Entries with figure data
%%

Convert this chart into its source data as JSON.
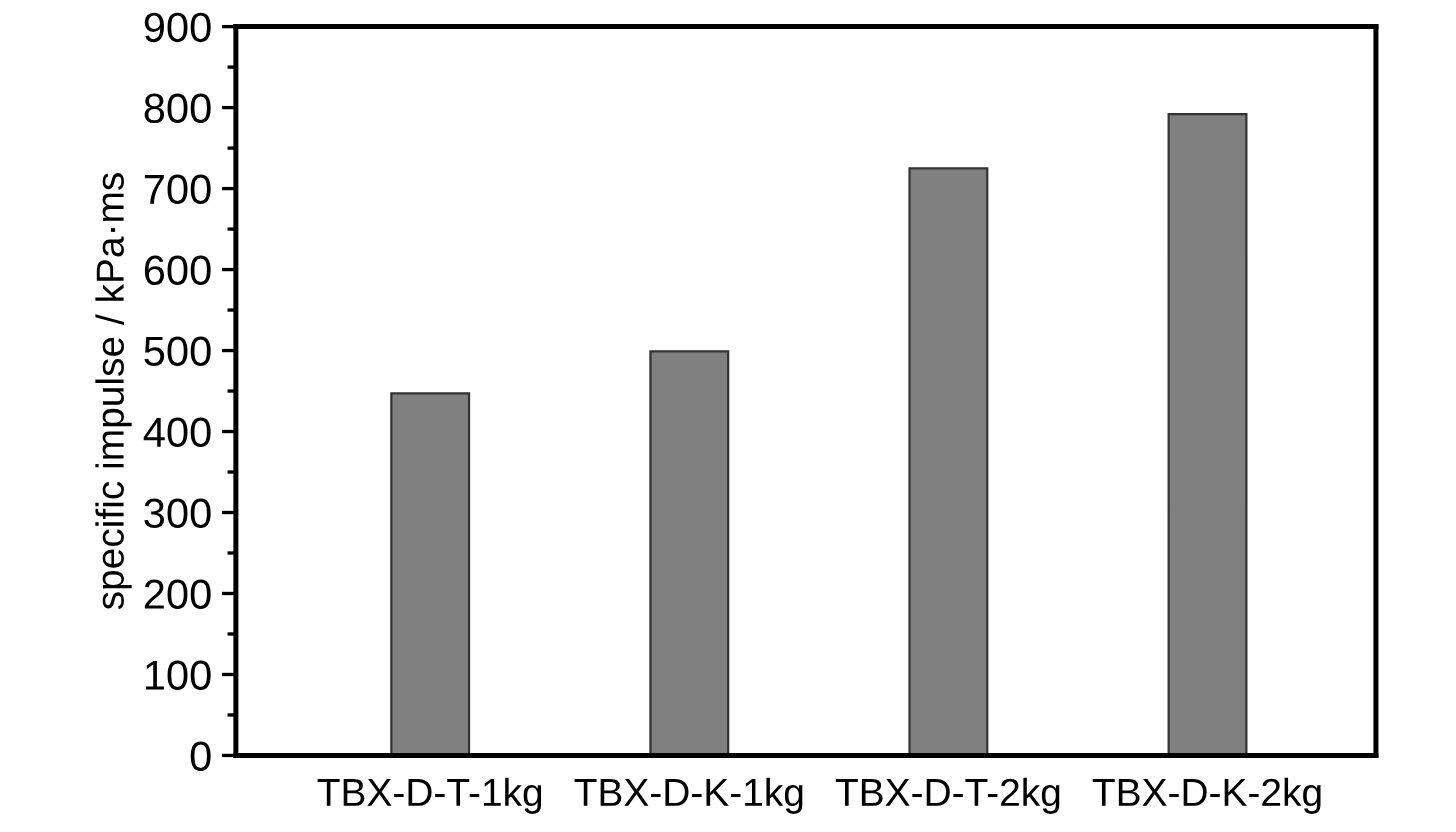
{
  "chart_data": {
    "type": "bar",
    "ylabel": "specific impulse / kPa·ms",
    "categories": [
      "TBX-D-T-1kg",
      "TBX-D-K-1kg",
      "TBX-D-T-2kg",
      "TBX-D-K-2kg"
    ],
    "values": [
      447,
      499,
      725,
      792
    ],
    "color": "#808080",
    "ylim": [
      0,
      900
    ],
    "yticks": [
      0,
      100,
      200,
      300,
      400,
      500,
      600,
      700,
      800,
      900
    ],
    "grid": false,
    "legend": false
  }
}
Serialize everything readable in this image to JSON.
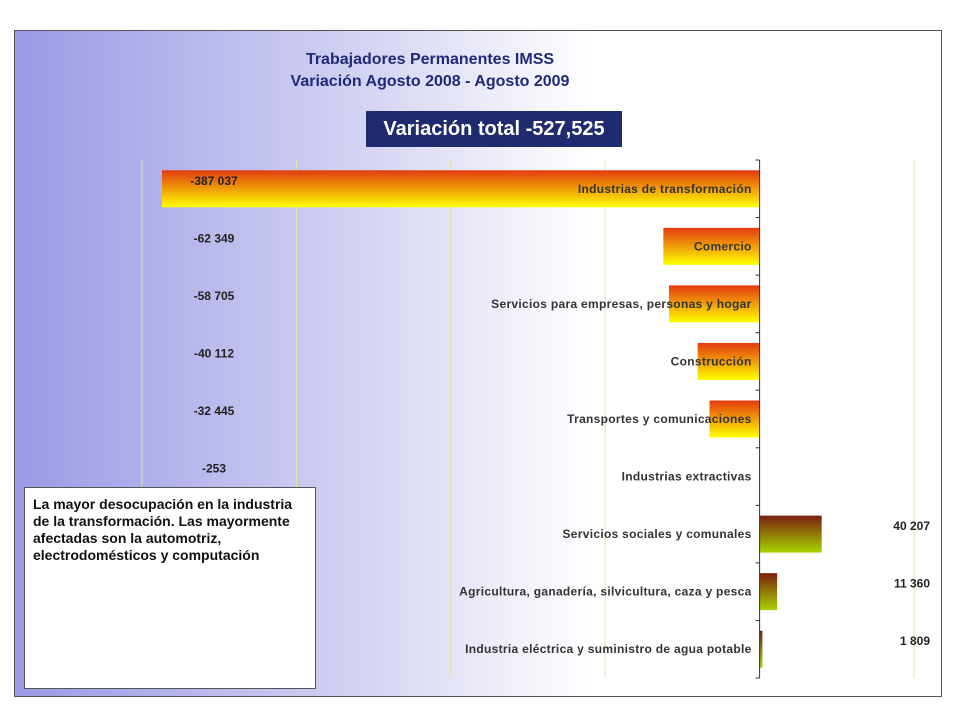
{
  "title_line1": "Trabajadores Permanentes IMSS",
  "title_line2": "Variación Agosto 2008 - Agosto 2009",
  "total_label": "Variación total  -527,525",
  "note_text": "La mayor desocupación en la industria de la transformación. Las mayormente afectadas son la automotriz, electrodomésticos y computación",
  "colors": {
    "negative_top": "#e23b10",
    "negative_bottom": "#ffff00",
    "positive_top": "#7a1e10",
    "positive_bottom": "#a8d400",
    "title": "#1f2a78",
    "total_box": "#1e2b6e"
  },
  "chart_data": {
    "type": "bar",
    "orientation": "horizontal",
    "categories": [
      "Industrias de transformación",
      "Comercio",
      "Servicios para empresas, personas y hogar",
      "Construcción",
      "Transportes y comunicaciones",
      "Industrias extractivas",
      "Servicios sociales y comunales",
      "Agricultura, ganadería, silvicultura, caza y pesca",
      "Industria eléctrica y suministro de agua potable"
    ],
    "values": [
      -387037,
      -62349,
      -58705,
      -40112,
      -32445,
      -253,
      40207,
      11360,
      1809
    ],
    "value_labels": [
      "-387 037",
      "-62 349",
      "-58 705",
      "-40 112",
      "-32 445",
      "-253",
      "40 207",
      "11 360",
      "1 809"
    ],
    "xlim": [
      -400000,
      100000
    ],
    "grid": true
  }
}
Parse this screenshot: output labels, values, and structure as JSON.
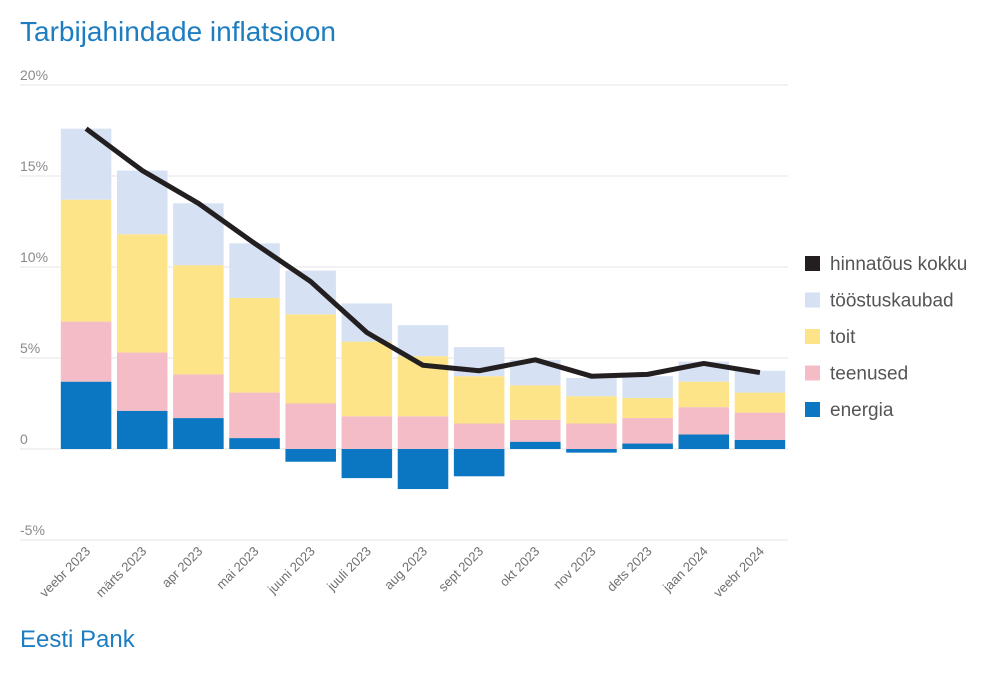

%%

== JOB ==
Gather each line in these records that contains the string "JSON".

== TASK SOLUTION ==
Convert this chart into its source data as JSON.
Serialize everything readable in this image to JSON.
Parse this screenshot: output labels, values, and structure as JSON.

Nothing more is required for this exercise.